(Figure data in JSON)
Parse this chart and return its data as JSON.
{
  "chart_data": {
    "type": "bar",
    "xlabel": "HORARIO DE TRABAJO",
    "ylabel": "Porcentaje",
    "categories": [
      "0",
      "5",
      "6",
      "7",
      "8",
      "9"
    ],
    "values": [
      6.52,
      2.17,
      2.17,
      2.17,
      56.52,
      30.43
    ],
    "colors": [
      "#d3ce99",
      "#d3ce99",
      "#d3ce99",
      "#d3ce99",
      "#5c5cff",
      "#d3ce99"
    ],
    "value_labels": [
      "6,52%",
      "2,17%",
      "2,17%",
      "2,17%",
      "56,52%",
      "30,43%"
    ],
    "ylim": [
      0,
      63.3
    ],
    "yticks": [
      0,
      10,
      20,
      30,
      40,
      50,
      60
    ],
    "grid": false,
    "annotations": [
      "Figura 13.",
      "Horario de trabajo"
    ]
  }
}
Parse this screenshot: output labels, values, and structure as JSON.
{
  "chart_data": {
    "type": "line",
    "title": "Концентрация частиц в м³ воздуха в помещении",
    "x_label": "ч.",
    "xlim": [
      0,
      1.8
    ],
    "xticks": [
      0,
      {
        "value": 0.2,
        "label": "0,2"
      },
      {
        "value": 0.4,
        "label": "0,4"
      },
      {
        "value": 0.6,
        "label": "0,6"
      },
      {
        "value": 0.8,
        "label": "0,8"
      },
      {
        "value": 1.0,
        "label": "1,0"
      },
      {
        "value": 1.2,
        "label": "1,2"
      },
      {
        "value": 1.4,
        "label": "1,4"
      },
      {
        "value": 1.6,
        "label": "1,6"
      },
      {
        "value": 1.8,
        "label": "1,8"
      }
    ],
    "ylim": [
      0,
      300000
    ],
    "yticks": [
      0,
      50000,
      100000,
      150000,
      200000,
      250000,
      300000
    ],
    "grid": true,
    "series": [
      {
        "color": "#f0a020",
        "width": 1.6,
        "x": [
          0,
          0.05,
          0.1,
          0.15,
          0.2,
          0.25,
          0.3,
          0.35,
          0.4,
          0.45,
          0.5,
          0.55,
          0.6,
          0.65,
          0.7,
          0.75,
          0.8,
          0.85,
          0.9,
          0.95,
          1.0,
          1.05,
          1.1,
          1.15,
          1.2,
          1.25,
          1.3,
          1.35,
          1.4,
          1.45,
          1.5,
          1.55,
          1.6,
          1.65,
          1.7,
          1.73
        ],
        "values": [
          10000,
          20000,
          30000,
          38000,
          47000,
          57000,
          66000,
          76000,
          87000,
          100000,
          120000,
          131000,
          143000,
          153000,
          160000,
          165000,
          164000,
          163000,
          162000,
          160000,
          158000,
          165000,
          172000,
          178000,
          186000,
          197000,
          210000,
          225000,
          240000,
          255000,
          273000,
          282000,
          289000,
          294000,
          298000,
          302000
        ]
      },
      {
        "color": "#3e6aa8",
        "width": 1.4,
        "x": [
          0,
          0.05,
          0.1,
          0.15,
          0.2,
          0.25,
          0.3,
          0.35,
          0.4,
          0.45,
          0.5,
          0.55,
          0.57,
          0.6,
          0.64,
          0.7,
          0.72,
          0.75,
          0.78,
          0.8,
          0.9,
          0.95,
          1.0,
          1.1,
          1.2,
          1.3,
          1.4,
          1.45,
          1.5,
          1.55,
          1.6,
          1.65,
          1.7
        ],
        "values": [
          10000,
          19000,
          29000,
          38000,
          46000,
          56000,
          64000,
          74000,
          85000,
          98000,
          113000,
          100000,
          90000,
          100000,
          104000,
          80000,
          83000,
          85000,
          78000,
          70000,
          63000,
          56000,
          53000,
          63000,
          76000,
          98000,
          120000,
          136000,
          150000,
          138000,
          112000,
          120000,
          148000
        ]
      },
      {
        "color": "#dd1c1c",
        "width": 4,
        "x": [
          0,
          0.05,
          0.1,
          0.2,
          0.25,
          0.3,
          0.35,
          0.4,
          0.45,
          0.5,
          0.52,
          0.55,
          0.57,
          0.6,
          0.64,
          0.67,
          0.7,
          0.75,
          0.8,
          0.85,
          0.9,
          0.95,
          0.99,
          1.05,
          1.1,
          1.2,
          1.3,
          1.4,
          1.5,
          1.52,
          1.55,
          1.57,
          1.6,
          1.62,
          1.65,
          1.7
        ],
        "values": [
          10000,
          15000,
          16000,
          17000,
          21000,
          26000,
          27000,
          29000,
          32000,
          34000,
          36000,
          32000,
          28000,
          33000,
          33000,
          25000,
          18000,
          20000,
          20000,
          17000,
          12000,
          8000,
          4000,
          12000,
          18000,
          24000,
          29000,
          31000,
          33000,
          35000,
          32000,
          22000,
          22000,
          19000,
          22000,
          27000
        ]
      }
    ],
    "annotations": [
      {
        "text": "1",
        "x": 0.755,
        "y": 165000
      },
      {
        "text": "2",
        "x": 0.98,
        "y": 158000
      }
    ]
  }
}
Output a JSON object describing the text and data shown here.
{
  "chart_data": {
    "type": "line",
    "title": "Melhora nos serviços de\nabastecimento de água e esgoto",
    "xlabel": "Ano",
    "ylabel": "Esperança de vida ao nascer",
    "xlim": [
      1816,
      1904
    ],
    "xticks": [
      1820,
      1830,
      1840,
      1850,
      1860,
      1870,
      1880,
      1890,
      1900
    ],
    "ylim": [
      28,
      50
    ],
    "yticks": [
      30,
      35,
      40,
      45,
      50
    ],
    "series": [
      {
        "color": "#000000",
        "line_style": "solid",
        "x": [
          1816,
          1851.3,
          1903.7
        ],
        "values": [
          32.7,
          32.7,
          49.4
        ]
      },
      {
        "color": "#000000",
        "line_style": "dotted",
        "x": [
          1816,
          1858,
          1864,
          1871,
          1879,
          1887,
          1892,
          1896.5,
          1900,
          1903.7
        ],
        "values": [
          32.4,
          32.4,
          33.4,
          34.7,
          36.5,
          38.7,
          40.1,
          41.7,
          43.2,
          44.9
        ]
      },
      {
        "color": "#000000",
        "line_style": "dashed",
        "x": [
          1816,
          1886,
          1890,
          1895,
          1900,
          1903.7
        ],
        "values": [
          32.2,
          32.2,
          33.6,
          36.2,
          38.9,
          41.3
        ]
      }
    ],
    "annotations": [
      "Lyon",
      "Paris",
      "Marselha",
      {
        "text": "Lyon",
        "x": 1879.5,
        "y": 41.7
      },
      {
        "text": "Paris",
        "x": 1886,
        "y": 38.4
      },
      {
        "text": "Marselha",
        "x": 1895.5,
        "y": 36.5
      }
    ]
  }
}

WRITTEN EXERCISE:
Please reproduce every line of the material word for word.

SOLUTION TO THIS PROBLEM:
Parse this chart and return its data as JSON.
{
  "chart_data": {
    "type": "bar",
    "xlabel": "HORARIO DE TRABAJO",
    "ylabel": "Porcentaje",
    "categories": [
      "0",
      "5",
      "6",
      "7",
      "8",
      "9"
    ],
    "values": [
      6.52,
      2.17,
      2.17,
      2.17,
      56.52,
      30.43
    ],
    "colors": [
      "#d3ce99",
      "#d3ce99",
      "#d3ce99",
      "#d3ce99",
      "#5c5cff",
      "#d3ce99"
    ],
    "value_labels": [
      "6,52%",
      "2,17%",
      "2,17%",
      "2,17%",
      "56,52%",
      "30,43%"
    ],
    "ylim": [
      0,
      63.3
    ],
    "yticks": [
      0,
      10,
      20,
      30,
      40,
      50,
      60
    ],
    "grid": false,
    "annotations": [
      "Figura 13.",
      "Horario de trabajo"
    ]
  }
}
Parse this screenshot: output labels, values, and structure as JSON.
{
  "chart_data": {
    "type": "line",
    "title": "Концентрация частиц в м³ воздуха в помещении",
    "x_label": "ч.",
    "xlim": [
      0,
      1.8
    ],
    "xticks": [
      0,
      {
        "value": 0.2,
        "label": "0,2"
      },
      {
        "value": 0.4,
        "label": "0,4"
      },
      {
        "value": 0.6,
        "label": "0,6"
      },
      {
        "value": 0.8,
        "label": "0,8"
      },
      {
        "value": 1.0,
        "label": "1,0"
      },
      {
        "value": 1.2,
        "label": "1,2"
      },
      {
        "value": 1.4,
        "label": "1,4"
      },
      {
        "value": 1.6,
        "label": "1,6"
      },
      {
        "value": 1.8,
        "label": "1,8"
      }
    ],
    "ylim": [
      0,
      300000
    ],
    "yticks": [
      0,
      50000,
      100000,
      150000,
      200000,
      250000,
      300000
    ],
    "grid": true,
    "series": [
      {
        "color": "#f0a020",
        "width": 1.6,
        "x": [
          0,
          0.05,
          0.1,
          0.15,
          0.2,
          0.25,
          0.3,
          0.35,
          0.4,
          0.45,
          0.5,
          0.55,
          0.6,
          0.65,
          0.7,
          0.75,
          0.8,
          0.85,
          0.9,
          0.95,
          1.0,
          1.05,
          1.1,
          1.15,
          1.2,
          1.25,
          1.3,
          1.35,
          1.4,
          1.45,
          1.5,
          1.55,
          1.6,
          1.65,
          1.7,
          1.73
        ],
        "values": [
          10000,
          20000,
          30000,
          38000,
          47000,
          57000,
          66000,
          76000,
          87000,
          100000,
          120000,
          131000,
          143000,
          153000,
          160000,
          165000,
          164000,
          163000,
          162000,
          160000,
          158000,
          165000,
          172000,
          178000,
          186000,
          197000,
          210000,
          225000,
          240000,
          255000,
          273000,
          282000,
          289000,
          294000,
          298000,
          302000
        ]
      },
      {
        "color": "#3e6aa8",
        "width": 1.4,
        "x": [
          0,
          0.05,
          0.1,
          0.15,
          0.2,
          0.25,
          0.3,
          0.35,
          0.4,
          0.45,
          0.5,
          0.55,
          0.57,
          0.6,
          0.64,
          0.7,
          0.72,
          0.75,
          0.78,
          0.8,
          0.9,
          0.95,
          1.0,
          1.1,
          1.2,
          1.3,
          1.4,
          1.45,
          1.5,
          1.55,
          1.6,
          1.65,
          1.7
        ],
        "values": [
          10000,
          19000,
          29000,
          38000,
          46000,
          56000,
          64000,
          74000,
          85000,
          98000,
          113000,
          100000,
          90000,
          100000,
          104000,
          80000,
          83000,
          85000,
          78000,
          70000,
          63000,
          56000,
          53000,
          63000,
          76000,
          98000,
          120000,
          136000,
          150000,
          138000,
          112000,
          120000,
          148000
        ]
      },
      {
        "color": "#dd1c1c",
        "width": 4,
        "x": [
          0,
          0.05,
          0.1,
          0.2,
          0.25,
          0.3,
          0.35,
          0.4,
          0.45,
          0.5,
          0.52,
          0.55,
          0.57,
          0.6,
          0.64,
          0.67,
          0.7,
          0.75,
          0.8,
          0.85,
          0.9,
          0.95,
          0.99,
          1.05,
          1.1,
          1.2,
          1.3,
          1.4,
          1.5,
          1.52,
          1.55,
          1.57,
          1.6,
          1.62,
          1.65,
          1.7
        ],
        "values": [
          10000,
          15000,
          16000,
          17000,
          21000,
          26000,
          27000,
          29000,
          32000,
          34000,
          36000,
          32000,
          28000,
          33000,
          33000,
          25000,
          18000,
          20000,
          20000,
          17000,
          12000,
          8000,
          4000,
          12000,
          18000,
          24000,
          29000,
          31000,
          33000,
          35000,
          32000,
          22000,
          22000,
          19000,
          22000,
          27000
        ]
      }
    ],
    "annotations": [
      {
        "text": "1",
        "x": 0.755,
        "y": 165000
      },
      {
        "text": "2",
        "x": 0.98,
        "y": 158000
      }
    ]
  }
}
Output a JSON object describing the text and data shown here.
{
  "chart_data": {
    "type": "line",
    "title": "Melhora nos serviços de\nabastecimento de água e esgoto",
    "xlabel": "Ano",
    "ylabel": "Esperança de vida ao nascer",
    "xlim": [
      1816,
      1904
    ],
    "xticks": [
      1820,
      1830,
      1840,
      1850,
      1860,
      1870,
      1880,
      1890,
      1900
    ],
    "ylim": [
      28,
      50
    ],
    "yticks": [
      30,
      35,
      40,
      45,
      50
    ],
    "series": [
      {
        "color": "#000000",
        "line_style": "solid",
        "x": [
          1816,
          1851.3,
          1903.7
        ],
        "values": [
          32.7,
          32.7,
          49.4
        ]
      },
      {
        "color": "#000000",
        "line_style": "dotted",
        "x": [
          1816,
          1858,
          1864,
          1871,
          1879,
          1887,
          1892,
          1896.5,
          1900,
          1903.7
        ],
        "values": [
          32.4,
          32.4,
          33.4,
          34.7,
          36.5,
          38.7,
          40.1,
          41.7,
          43.2,
          44.9
        ]
      },
      {
        "color": "#000000",
        "line_style": "dashed",
        "x": [
          1816,
          1886,
          1890,
          1895,
          1900,
          1903.7
        ],
        "values": [
          32.2,
          32.2,
          33.6,
          36.2,
          38.9,
          41.3
        ]
      }
    ],
    "annotations": [
      "Lyon",
      "Paris",
      "Marselha",
      {
        "text": "Lyon",
        "x": 1879.5,
        "y": 41.7
      },
      {
        "text": "Paris",
        "x": 1886,
        "y": 38.4
      },
      {
        "text": "Marselha",
        "x": 1895.5,
        "y": 36.5
      }
    ]
  }
}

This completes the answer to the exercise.